Could you transcribe every record below exactly as written, leaving out any pictures?
[BEGIN]
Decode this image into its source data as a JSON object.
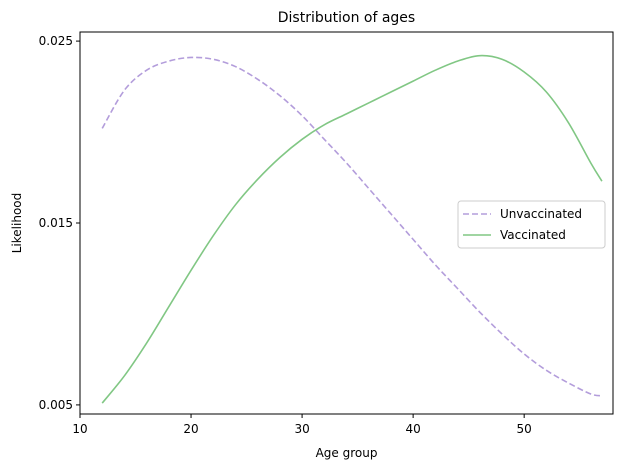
{
  "chart_data": {
    "type": "line",
    "title": "Distribution of ages",
    "xlabel": "Age group",
    "ylabel": "Likelihood",
    "xlim": [
      10,
      58
    ],
    "ylim": [
      0.0045,
      0.0255
    ],
    "xticks": [
      10,
      20,
      30,
      40,
      50
    ],
    "xtick_labels": [
      "10",
      "20",
      "30",
      "40",
      "50"
    ],
    "yticks": [
      0.005,
      0.015,
      0.025
    ],
    "ytick_labels": [
      "0.005",
      "0.015",
      "0.025"
    ],
    "grid": false,
    "legend_position": "center-right",
    "series": [
      {
        "name": "Unvaccinated",
        "color": "#b39ddb",
        "line_style": "dashed",
        "x": [
          12,
          14,
          16,
          18,
          20,
          22,
          24,
          26,
          28,
          30,
          32,
          34,
          36,
          38,
          40,
          42,
          44,
          46,
          48,
          50,
          52,
          54,
          56,
          57
        ],
        "y": [
          0.0202,
          0.0223,
          0.0234,
          0.0239,
          0.0241,
          0.024,
          0.0236,
          0.0229,
          0.022,
          0.0209,
          0.0196,
          0.0183,
          0.0169,
          0.0155,
          0.0141,
          0.0127,
          0.0114,
          0.0101,
          0.0089,
          0.0078,
          0.0069,
          0.0062,
          0.0056,
          0.0055
        ]
      },
      {
        "name": "Vaccinated",
        "color": "#81c784",
        "line_style": "solid",
        "x": [
          12,
          14,
          16,
          18,
          20,
          22,
          24,
          26,
          28,
          30,
          32,
          34,
          36,
          38,
          40,
          42,
          44,
          46,
          48,
          50,
          52,
          54,
          56,
          57
        ],
        "y": [
          0.0051,
          0.0066,
          0.0084,
          0.0104,
          0.0124,
          0.0143,
          0.016,
          0.0174,
          0.0186,
          0.0196,
          0.0204,
          0.021,
          0.0216,
          0.0222,
          0.0228,
          0.0234,
          0.0239,
          0.0242,
          0.024,
          0.0233,
          0.0222,
          0.0205,
          0.0183,
          0.0173
        ]
      }
    ]
  }
}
[END]
#### [Worked answer]
Decode this image into its source data as a JSON object.
{
  "chart_data": {
    "type": "line",
    "title": "Distribution of ages",
    "xlabel": "Age group",
    "ylabel": "Likelihood",
    "xlim": [
      10,
      58
    ],
    "ylim": [
      0.0045,
      0.0255
    ],
    "xticks": [
      10,
      20,
      30,
      40,
      50
    ],
    "xtick_labels": [
      "10",
      "20",
      "30",
      "40",
      "50"
    ],
    "yticks": [
      0.005,
      0.015,
      0.025
    ],
    "ytick_labels": [
      "0.005",
      "0.015",
      "0.025"
    ],
    "grid": false,
    "legend_position": "center-right",
    "series": [
      {
        "name": "Unvaccinated",
        "color": "#b39ddb",
        "line_style": "dashed",
        "x": [
          12,
          14,
          16,
          18,
          20,
          22,
          24,
          26,
          28,
          30,
          32,
          34,
          36,
          38,
          40,
          42,
          44,
          46,
          48,
          50,
          52,
          54,
          56,
          57
        ],
        "y": [
          0.0202,
          0.0223,
          0.0234,
          0.0239,
          0.0241,
          0.024,
          0.0236,
          0.0229,
          0.022,
          0.0209,
          0.0196,
          0.0183,
          0.0169,
          0.0155,
          0.0141,
          0.0127,
          0.0114,
          0.0101,
          0.0089,
          0.0078,
          0.0069,
          0.0062,
          0.0056,
          0.0055
        ]
      },
      {
        "name": "Vaccinated",
        "color": "#81c784",
        "line_style": "solid",
        "x": [
          12,
          14,
          16,
          18,
          20,
          22,
          24,
          26,
          28,
          30,
          32,
          34,
          36,
          38,
          40,
          42,
          44,
          46,
          48,
          50,
          52,
          54,
          56,
          57
        ],
        "y": [
          0.0051,
          0.0066,
          0.0084,
          0.0104,
          0.0124,
          0.0143,
          0.016,
          0.0174,
          0.0186,
          0.0196,
          0.0204,
          0.021,
          0.0216,
          0.0222,
          0.0228,
          0.0234,
          0.0239,
          0.0242,
          0.024,
          0.0233,
          0.0222,
          0.0205,
          0.0183,
          0.0173
        ]
      }
    ]
  }
}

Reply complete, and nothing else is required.